## [STATED EXERCISE]
Copy out each line in the material below that has the word "corrosion".

[START OF AVAILABLE RECORDS]

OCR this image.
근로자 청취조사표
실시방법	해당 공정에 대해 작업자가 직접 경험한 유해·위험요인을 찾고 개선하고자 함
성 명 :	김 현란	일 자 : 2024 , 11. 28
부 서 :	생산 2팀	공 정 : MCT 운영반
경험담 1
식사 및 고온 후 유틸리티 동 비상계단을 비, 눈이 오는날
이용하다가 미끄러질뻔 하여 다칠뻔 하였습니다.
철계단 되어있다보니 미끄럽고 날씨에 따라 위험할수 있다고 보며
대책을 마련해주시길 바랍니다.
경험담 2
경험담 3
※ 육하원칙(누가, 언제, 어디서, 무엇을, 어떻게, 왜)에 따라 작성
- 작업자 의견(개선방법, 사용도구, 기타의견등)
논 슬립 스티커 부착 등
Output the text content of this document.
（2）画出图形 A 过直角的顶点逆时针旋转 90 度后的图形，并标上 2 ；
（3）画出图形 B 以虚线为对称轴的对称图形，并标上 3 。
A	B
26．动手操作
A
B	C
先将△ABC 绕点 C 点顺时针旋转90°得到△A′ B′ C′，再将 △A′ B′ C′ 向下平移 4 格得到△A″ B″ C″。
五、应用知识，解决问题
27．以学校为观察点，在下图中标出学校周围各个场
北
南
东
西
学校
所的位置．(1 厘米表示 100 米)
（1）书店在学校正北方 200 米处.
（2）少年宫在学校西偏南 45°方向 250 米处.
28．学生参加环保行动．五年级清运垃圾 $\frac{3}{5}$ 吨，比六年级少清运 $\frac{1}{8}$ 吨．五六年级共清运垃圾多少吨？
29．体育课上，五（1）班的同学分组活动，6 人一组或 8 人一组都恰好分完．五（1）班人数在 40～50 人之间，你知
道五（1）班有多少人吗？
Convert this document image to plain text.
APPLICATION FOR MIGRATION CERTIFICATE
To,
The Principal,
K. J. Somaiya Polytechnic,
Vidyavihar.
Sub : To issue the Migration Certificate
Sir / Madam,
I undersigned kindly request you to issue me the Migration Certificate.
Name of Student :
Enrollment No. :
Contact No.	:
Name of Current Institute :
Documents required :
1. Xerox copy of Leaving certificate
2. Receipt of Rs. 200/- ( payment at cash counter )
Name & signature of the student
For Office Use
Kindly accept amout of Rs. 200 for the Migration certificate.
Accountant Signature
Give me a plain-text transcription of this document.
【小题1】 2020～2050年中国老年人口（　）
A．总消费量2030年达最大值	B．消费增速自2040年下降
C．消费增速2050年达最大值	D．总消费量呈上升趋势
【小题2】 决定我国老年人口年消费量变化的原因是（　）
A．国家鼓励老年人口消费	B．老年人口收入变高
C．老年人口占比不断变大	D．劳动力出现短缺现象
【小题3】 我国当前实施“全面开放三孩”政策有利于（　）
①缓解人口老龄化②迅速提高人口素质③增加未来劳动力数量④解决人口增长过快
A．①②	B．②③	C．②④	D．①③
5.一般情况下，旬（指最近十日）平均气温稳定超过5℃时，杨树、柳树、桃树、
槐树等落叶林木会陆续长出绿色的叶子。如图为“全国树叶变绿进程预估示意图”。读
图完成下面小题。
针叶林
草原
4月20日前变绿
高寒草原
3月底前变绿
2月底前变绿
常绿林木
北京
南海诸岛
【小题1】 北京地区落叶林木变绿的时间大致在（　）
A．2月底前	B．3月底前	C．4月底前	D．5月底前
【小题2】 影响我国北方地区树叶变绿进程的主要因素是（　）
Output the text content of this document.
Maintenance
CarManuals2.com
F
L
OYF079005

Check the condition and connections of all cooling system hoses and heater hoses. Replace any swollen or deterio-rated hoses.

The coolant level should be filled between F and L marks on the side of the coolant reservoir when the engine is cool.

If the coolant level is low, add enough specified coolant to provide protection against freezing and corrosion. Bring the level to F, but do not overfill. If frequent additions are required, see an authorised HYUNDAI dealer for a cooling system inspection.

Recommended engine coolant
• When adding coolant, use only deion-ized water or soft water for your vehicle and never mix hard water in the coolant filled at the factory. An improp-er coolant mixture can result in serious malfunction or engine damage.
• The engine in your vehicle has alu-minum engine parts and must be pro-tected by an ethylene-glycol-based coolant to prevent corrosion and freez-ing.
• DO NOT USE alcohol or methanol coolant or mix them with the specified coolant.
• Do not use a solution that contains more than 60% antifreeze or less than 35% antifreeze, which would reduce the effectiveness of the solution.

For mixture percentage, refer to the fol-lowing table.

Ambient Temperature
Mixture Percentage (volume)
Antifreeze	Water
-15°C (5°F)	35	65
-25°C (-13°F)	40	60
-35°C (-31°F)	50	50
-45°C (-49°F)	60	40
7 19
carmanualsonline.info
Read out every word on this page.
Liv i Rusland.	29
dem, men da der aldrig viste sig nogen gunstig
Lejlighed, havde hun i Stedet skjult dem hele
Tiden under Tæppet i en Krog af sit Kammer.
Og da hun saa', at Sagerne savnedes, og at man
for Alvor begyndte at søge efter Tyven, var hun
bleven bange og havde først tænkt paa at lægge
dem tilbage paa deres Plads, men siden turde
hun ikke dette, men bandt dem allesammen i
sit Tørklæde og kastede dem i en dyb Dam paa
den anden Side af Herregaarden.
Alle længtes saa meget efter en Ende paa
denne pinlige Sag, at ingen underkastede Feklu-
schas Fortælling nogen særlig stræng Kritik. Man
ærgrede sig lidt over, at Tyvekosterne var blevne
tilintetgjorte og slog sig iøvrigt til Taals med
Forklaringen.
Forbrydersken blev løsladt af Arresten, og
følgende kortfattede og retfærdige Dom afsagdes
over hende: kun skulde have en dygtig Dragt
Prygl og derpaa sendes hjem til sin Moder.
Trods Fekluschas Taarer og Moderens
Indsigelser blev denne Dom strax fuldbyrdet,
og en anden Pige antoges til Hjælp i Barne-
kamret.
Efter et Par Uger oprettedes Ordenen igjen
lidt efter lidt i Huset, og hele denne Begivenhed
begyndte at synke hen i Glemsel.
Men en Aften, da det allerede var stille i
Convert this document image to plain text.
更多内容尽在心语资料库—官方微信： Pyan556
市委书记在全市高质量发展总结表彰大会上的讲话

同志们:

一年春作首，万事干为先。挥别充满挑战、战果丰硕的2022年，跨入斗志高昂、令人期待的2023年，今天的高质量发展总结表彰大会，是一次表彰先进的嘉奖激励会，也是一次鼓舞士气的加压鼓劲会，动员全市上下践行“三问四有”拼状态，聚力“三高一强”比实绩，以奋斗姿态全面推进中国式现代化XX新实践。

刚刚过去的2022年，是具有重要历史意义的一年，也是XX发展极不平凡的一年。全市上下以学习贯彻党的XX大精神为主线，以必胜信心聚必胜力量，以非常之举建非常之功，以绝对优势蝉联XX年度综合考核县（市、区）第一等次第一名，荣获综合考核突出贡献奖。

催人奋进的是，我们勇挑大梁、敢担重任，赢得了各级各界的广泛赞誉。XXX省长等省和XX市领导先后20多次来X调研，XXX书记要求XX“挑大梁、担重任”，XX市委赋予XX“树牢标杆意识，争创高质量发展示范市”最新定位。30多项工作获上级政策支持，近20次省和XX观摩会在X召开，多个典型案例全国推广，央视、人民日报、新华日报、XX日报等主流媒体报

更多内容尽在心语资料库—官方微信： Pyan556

[END OF AVAILABLE RECORDS]

## [WORKED ANSWER]
If the coolant level is low, add enough specified coolant to provide protection against freezing and corrosion. Bring the level to F, but do not overfill. If frequent additions are required, see an authorised HYUNDAI dealer for a cooling system inspection.
• The engine in your vehicle has alu-minum engine parts and must be pro-tected by an ethylene-glycol-based coolant to prevent corrosion and freez-ing.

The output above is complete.